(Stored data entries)

==*==

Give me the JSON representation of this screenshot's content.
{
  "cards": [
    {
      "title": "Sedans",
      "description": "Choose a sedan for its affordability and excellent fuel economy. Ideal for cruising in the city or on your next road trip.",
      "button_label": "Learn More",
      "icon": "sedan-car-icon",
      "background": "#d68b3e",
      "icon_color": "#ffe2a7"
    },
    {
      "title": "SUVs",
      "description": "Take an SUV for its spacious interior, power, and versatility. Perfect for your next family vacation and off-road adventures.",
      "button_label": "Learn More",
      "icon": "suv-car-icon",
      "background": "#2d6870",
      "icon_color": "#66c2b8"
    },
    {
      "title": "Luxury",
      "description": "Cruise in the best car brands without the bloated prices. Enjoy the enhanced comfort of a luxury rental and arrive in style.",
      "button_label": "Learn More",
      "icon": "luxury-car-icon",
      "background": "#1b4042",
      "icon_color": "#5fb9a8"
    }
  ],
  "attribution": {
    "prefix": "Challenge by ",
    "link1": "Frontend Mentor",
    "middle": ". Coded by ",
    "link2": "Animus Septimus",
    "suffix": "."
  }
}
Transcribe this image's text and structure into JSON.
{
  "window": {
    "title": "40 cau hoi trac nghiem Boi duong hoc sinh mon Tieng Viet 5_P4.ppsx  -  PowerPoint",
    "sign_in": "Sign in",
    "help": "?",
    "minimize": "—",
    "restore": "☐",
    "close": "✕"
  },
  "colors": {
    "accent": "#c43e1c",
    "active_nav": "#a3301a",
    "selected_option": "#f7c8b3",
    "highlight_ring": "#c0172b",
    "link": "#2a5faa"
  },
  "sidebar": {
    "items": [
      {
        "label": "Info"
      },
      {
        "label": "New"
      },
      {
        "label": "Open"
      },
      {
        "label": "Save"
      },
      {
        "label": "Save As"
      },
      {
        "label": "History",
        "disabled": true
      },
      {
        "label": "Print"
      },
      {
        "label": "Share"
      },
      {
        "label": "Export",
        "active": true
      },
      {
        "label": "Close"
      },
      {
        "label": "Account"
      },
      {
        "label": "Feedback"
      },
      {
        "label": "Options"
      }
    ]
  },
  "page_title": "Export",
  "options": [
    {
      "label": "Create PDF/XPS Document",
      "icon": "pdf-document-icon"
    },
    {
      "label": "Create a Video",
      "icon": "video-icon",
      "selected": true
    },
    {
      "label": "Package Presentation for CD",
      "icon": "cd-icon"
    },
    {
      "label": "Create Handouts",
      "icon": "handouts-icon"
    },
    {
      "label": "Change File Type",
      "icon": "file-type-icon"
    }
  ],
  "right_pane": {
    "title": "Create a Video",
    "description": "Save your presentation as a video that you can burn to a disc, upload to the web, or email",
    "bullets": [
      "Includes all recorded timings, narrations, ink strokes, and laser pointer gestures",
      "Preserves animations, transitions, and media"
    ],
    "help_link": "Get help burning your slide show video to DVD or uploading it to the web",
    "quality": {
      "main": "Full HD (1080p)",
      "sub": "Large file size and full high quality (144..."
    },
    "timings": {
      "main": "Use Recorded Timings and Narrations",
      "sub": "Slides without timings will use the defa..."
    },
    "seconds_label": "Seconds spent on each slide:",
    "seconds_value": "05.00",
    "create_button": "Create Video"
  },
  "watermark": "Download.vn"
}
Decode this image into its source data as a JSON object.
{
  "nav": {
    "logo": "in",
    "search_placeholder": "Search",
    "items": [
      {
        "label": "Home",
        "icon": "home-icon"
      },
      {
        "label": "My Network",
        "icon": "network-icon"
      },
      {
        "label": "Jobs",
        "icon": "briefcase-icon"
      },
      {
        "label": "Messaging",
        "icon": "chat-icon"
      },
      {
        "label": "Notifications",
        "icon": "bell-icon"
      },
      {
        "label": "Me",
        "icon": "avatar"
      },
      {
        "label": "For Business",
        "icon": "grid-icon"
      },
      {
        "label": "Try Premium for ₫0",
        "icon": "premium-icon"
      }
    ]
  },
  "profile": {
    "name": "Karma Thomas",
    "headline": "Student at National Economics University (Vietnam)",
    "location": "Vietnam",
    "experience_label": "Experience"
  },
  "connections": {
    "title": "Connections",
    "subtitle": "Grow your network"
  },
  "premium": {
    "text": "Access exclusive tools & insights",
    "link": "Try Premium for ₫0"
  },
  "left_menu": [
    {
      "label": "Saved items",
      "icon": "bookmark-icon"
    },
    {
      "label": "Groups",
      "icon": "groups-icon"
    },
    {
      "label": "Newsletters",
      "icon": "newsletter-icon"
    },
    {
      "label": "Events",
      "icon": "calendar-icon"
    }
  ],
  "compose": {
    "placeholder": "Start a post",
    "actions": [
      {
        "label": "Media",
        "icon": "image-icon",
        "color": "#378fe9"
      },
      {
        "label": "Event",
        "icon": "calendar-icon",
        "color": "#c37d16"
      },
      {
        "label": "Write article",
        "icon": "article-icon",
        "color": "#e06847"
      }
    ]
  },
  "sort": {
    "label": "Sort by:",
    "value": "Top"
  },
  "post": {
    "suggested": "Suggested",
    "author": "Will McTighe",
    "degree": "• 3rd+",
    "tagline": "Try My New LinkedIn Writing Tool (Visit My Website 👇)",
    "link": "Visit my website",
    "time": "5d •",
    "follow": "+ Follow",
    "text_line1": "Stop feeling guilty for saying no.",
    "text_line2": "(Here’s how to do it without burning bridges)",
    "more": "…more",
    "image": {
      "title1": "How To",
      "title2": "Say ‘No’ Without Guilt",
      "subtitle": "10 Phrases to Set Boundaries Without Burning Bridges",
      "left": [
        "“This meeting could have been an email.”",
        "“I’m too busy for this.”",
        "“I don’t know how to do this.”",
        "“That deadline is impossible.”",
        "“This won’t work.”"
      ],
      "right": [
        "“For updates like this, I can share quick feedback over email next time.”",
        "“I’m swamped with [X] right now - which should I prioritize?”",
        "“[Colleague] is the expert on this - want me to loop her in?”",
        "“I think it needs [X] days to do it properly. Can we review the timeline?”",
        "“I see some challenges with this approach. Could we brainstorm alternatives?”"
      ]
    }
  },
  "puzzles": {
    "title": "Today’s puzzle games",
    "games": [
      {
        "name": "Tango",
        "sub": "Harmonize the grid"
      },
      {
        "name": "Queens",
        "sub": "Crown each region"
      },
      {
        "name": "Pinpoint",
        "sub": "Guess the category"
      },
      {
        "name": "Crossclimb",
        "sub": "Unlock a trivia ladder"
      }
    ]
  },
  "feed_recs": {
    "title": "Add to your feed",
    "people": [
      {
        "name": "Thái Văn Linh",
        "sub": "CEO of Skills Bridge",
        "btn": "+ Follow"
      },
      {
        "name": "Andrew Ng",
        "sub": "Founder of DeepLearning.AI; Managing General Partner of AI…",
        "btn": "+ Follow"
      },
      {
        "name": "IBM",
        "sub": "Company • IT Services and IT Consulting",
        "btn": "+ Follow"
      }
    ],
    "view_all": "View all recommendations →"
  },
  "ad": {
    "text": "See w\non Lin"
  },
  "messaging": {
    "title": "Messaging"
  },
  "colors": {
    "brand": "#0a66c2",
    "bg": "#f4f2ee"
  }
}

==*==

▶ _What to produce_: Print every record above exactly as written.

▶ _Response to this task_:
Give me the JSON representation of this screenshot's content.
{
  "cards": [
    {
      "title": "Sedans",
      "description": "Choose a sedan for its affordability and excellent fuel economy. Ideal for cruising in the city or on your next road trip.",
      "button_label": "Learn More",
      "icon": "sedan-car-icon",
      "background": "#d68b3e",
      "icon_color": "#ffe2a7"
    },
    {
      "title": "SUVs",
      "description": "Take an SUV for its spacious interior, power, and versatility. Perfect for your next family vacation and off-road adventures.",
      "button_label": "Learn More",
      "icon": "suv-car-icon",
      "background": "#2d6870",
      "icon_color": "#66c2b8"
    },
    {
      "title": "Luxury",
      "description": "Cruise in the best car brands without the bloated prices. Enjoy the enhanced comfort of a luxury rental and arrive in style.",
      "button_label": "Learn More",
      "icon": "luxury-car-icon",
      "background": "#1b4042",
      "icon_color": "#5fb9a8"
    }
  ],
  "attribution": {
    "prefix": "Challenge by ",
    "link1": "Frontend Mentor",
    "middle": ". Coded by ",
    "link2": "Animus Septimus",
    "suffix": "."
  }
}
Transcribe this image's text and structure into JSON.
{
  "window": {
    "title": "40 cau hoi trac nghiem Boi duong hoc sinh mon Tieng Viet 5_P4.ppsx  -  PowerPoint",
    "sign_in": "Sign in",
    "help": "?",
    "minimize": "—",
    "restore": "☐",
    "close": "✕"
  },
  "colors": {
    "accent": "#c43e1c",
    "active_nav": "#a3301a",
    "selected_option": "#f7c8b3",
    "highlight_ring": "#c0172b",
    "link": "#2a5faa"
  },
  "sidebar": {
    "items": [
      {
        "label": "Info"
      },
      {
        "label": "New"
      },
      {
        "label": "Open"
      },
      {
        "label": "Save"
      },
      {
        "label": "Save As"
      },
      {
        "label": "History",
        "disabled": true
      },
      {
        "label": "Print"
      },
      {
        "label": "Share"
      },
      {
        "label": "Export",
        "active": true
      },
      {
        "label": "Close"
      },
      {
        "label": "Account"
      },
      {
        "label": "Feedback"
      },
      {
        "label": "Options"
      }
    ]
  },
  "page_title": "Export",
  "options": [
    {
      "label": "Create PDF/XPS Document",
      "icon": "pdf-document-icon"
    },
    {
      "label": "Create a Video",
      "icon": "video-icon",
      "selected": true
    },
    {
      "label": "Package Presentation for CD",
      "icon": "cd-icon"
    },
    {
      "label": "Create Handouts",
      "icon": "handouts-icon"
    },
    {
      "label": "Change File Type",
      "icon": "file-type-icon"
    }
  ],
  "right_pane": {
    "title": "Create a Video",
    "description": "Save your presentation as a video that you can burn to a disc, upload to the web, or email",
    "bullets": [
      "Includes all recorded timings, narrations, ink strokes, and laser pointer gestures",
      "Preserves animations, transitions, and media"
    ],
    "help_link": "Get help burning your slide show video to DVD or uploading it to the web",
    "quality": {
      "main": "Full HD (1080p)",
      "sub": "Large file size and full high quality (144..."
    },
    "timings": {
      "main": "Use Recorded Timings and Narrations",
      "sub": "Slides without timings will use the defa..."
    },
    "seconds_label": "Seconds spent on each slide:",
    "seconds_value": "05.00",
    "create_button": "Create Video"
  },
  "watermark": "Download.vn"
}
Decode this image into its source data as a JSON object.
{
  "nav": {
    "logo": "in",
    "search_placeholder": "Search",
    "items": [
      {
        "label": "Home",
        "icon": "home-icon"
      },
      {
        "label": "My Network",
        "icon": "network-icon"
      },
      {
        "label": "Jobs",
        "icon": "briefcase-icon"
      },
      {
        "label": "Messaging",
        "icon": "chat-icon"
      },
      {
        "label": "Notifications",
        "icon": "bell-icon"
      },
      {
        "label": "Me",
        "icon": "avatar"
      },
      {
        "label": "For Business",
        "icon": "grid-icon"
      },
      {
        "label": "Try Premium for ₫0",
        "icon": "premium-icon"
      }
    ]
  },
  "profile": {
    "name": "Karma Thomas",
    "headline": "Student at National Economics University (Vietnam)",
    "location": "Vietnam",
    "experience_label": "Experience"
  },
  "connections": {
    "title": "Connections",
    "subtitle": "Grow your network"
  },
  "premium": {
    "text": "Access exclusive tools & insights",
    "link": "Try Premium for ₫0"
  },
  "left_menu": [
    {
      "label": "Saved items",
      "icon": "bookmark-icon"
    },
    {
      "label": "Groups",
      "icon": "groups-icon"
    },
    {
      "label": "Newsletters",
      "icon": "newsletter-icon"
    },
    {
      "label": "Events",
      "icon": "calendar-icon"
    }
  ],
  "compose": {
    "placeholder": "Start a post",
    "actions": [
      {
        "label": "Media",
        "icon": "image-icon",
        "color": "#378fe9"
      },
      {
        "label": "Event",
        "icon": "calendar-icon",
        "color": "#c37d16"
      },
      {
        "label": "Write article",
        "icon": "article-icon",
        "color": "#e06847"
      }
    ]
  },
  "sort": {
    "label": "Sort by:",
    "value": "Top"
  },
  "post": {
    "suggested": "Suggested",
    "author": "Will McTighe",
    "degree": "• 3rd+",
    "tagline": "Try My New LinkedIn Writing Tool (Visit My Website 👇)",
    "link": "Visit my website",
    "time": "5d •",
    "follow": "+ Follow",
    "text_line1": "Stop feeling guilty for saying no.",
    "text_line2": "(Here’s how to do it without burning bridges)",
    "more": "…more",
    "image": {
      "title1": "How To",
      "title2": "Say ‘No’ Without Guilt",
      "subtitle": "10 Phrases to Set Boundaries Without Burning Bridges",
      "left": [
        "“This meeting could have been an email.”",
        "“I’m too busy for this.”",
        "“I don’t know how to do this.”",
        "“That deadline is impossible.”",
        "“This won’t work.”"
      ],
      "right": [
        "“For updates like this, I can share quick feedback over email next time.”",
        "“I’m swamped with [X] right now - which should I prioritize?”",
        "“[Colleague] is the expert on this - want me to loop her in?”",
        "“I think it needs [X] days to do it properly. Can we review the timeline?”",
        "“I see some challenges with this approach. Could we brainstorm alternatives?”"
      ]
    }
  },
  "puzzles": {
    "title": "Today’s puzzle games",
    "games": [
      {
        "name": "Tango",
        "sub": "Harmonize the grid"
      },
      {
        "name": "Queens",
        "sub": "Crown each region"
      },
      {
        "name": "Pinpoint",
        "sub": "Guess the category"
      },
      {
        "name": "Crossclimb",
        "sub": "Unlock a trivia ladder"
      }
    ]
  },
  "feed_recs": {
    "title": "Add to your feed",
    "people": [
      {
        "name": "Thái Văn Linh",
        "sub": "CEO of Skills Bridge",
        "btn": "+ Follow"
      },
      {
        "name": "Andrew Ng",
        "sub": "Founder of DeepLearning.AI; Managing General Partner of AI…",
        "btn": "+ Follow"
      },
      {
        "name": "IBM",
        "sub": "Company • IT Services and IT Consulting",
        "btn": "+ Follow"
      }
    ],
    "view_all": "View all recommendations →"
  },
  "ad": {
    "text": "See w\non Lin"
  },
  "messaging": {
    "title": "Messaging"
  },
  "colors": {
    "brand": "#0a66c2",
    "bg": "#f4f2ee"
  }
}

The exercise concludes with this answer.